(What you should do) Write out the entries below word for word, starting from the first one and stopping after the line that contains "comment-icon [781, 1202, 859, 1278]".

(Data provided)
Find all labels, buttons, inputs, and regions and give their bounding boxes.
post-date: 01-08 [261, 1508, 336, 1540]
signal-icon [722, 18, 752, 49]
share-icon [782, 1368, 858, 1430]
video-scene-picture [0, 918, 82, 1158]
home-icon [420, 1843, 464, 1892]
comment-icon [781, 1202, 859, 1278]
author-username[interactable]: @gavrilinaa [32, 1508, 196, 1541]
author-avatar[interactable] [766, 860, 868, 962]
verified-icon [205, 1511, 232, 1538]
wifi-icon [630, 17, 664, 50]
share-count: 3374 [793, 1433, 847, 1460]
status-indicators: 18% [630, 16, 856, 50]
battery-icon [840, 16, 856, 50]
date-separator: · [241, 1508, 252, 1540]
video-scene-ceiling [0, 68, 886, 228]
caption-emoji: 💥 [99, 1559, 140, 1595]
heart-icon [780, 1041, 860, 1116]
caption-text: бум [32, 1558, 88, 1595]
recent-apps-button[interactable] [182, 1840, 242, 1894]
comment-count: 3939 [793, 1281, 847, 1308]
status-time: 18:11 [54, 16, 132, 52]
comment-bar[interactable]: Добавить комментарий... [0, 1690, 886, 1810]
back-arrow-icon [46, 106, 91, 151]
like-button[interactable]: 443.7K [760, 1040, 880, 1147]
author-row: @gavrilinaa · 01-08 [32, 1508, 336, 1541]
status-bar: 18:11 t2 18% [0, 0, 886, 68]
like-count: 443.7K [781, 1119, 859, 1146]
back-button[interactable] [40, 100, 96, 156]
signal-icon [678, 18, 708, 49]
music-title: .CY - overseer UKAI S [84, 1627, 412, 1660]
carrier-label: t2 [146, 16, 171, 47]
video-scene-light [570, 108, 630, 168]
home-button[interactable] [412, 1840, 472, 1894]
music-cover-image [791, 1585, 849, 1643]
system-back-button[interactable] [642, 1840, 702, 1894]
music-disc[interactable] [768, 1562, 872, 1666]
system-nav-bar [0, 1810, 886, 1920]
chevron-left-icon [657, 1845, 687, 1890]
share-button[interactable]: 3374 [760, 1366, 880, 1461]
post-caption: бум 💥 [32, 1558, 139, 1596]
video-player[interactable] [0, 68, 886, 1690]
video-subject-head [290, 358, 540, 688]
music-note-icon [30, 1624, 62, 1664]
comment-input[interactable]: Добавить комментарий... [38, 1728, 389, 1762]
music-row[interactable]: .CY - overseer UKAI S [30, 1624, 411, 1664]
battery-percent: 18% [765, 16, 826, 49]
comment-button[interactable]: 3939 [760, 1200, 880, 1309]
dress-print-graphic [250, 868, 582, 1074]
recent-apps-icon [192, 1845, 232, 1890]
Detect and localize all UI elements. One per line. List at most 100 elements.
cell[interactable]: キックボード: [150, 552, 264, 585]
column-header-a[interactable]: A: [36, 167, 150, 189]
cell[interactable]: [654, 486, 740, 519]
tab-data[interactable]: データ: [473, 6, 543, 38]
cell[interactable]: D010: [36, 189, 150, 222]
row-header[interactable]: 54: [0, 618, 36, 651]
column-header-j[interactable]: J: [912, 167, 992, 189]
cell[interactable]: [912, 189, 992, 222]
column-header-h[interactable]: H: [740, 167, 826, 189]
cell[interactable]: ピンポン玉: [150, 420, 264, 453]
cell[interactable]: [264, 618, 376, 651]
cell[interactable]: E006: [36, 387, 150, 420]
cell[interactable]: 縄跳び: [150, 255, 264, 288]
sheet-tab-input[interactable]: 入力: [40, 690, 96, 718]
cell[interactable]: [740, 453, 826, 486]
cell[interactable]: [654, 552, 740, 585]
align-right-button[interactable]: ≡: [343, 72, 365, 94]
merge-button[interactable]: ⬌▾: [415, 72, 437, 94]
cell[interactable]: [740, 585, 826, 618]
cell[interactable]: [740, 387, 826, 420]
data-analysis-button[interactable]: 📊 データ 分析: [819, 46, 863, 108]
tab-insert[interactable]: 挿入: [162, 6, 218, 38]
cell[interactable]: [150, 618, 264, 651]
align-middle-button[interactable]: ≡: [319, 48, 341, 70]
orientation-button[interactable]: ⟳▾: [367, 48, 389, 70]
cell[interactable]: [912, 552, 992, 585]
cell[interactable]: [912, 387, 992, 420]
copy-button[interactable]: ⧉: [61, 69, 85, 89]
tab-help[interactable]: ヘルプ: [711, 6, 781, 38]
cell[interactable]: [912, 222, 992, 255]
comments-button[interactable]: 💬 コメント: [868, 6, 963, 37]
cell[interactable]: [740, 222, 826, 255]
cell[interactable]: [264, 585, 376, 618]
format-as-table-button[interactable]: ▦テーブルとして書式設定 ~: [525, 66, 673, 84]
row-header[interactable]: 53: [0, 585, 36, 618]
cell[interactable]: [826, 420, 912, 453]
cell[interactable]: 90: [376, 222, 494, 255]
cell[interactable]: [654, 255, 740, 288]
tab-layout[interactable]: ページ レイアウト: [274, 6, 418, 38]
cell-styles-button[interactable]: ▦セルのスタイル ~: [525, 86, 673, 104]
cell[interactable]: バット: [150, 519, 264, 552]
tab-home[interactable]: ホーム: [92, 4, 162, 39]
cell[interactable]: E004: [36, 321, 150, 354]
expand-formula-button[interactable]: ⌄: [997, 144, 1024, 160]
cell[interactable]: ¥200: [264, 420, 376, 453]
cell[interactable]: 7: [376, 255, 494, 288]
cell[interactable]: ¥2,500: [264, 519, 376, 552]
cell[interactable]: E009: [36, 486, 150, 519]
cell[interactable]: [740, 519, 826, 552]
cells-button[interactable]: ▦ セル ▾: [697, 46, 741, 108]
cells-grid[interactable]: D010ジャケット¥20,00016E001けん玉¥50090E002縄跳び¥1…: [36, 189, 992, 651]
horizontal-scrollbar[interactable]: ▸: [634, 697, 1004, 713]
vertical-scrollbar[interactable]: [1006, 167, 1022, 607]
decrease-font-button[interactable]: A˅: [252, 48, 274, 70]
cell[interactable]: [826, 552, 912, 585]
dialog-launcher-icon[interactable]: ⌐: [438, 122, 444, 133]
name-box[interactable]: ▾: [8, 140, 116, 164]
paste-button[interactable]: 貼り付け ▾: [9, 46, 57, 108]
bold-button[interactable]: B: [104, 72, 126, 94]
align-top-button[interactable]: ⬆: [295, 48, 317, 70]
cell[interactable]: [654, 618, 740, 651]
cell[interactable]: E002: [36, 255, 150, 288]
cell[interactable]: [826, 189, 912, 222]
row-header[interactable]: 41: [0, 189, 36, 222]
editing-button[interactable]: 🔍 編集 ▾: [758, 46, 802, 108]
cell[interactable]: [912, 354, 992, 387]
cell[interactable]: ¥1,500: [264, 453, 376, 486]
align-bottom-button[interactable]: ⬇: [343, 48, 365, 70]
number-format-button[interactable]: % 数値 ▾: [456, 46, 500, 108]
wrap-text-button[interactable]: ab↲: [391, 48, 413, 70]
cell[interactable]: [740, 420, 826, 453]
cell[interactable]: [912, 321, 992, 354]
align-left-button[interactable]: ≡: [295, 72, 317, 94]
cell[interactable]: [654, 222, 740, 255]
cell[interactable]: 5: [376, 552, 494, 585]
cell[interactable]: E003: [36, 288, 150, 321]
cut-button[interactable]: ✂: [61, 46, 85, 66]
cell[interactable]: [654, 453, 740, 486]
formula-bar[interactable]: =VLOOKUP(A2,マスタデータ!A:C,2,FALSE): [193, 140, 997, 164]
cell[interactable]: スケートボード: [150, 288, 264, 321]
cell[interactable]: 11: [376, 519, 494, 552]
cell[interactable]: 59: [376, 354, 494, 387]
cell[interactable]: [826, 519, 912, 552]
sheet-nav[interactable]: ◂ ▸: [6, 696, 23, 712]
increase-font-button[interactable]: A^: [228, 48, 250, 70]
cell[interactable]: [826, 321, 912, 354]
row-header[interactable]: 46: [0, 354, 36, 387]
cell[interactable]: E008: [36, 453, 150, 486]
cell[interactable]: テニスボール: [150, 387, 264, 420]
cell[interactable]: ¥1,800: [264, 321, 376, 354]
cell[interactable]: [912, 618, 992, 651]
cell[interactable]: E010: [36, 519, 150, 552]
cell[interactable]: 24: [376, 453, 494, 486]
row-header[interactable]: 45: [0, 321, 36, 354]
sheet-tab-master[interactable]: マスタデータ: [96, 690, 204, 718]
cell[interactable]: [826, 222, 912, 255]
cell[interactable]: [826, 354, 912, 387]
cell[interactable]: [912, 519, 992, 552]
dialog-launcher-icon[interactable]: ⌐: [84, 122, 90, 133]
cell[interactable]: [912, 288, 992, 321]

(Answer for the task)
Find all labels, buttons, inputs, and regions and give their bounding boxes.
post-date: 01-08 [261, 1508, 336, 1540]
signal-icon [722, 18, 752, 49]
share-icon [782, 1368, 858, 1430]
video-scene-picture [0, 918, 82, 1158]
home-icon [420, 1843, 464, 1892]
comment-icon [781, 1202, 859, 1278]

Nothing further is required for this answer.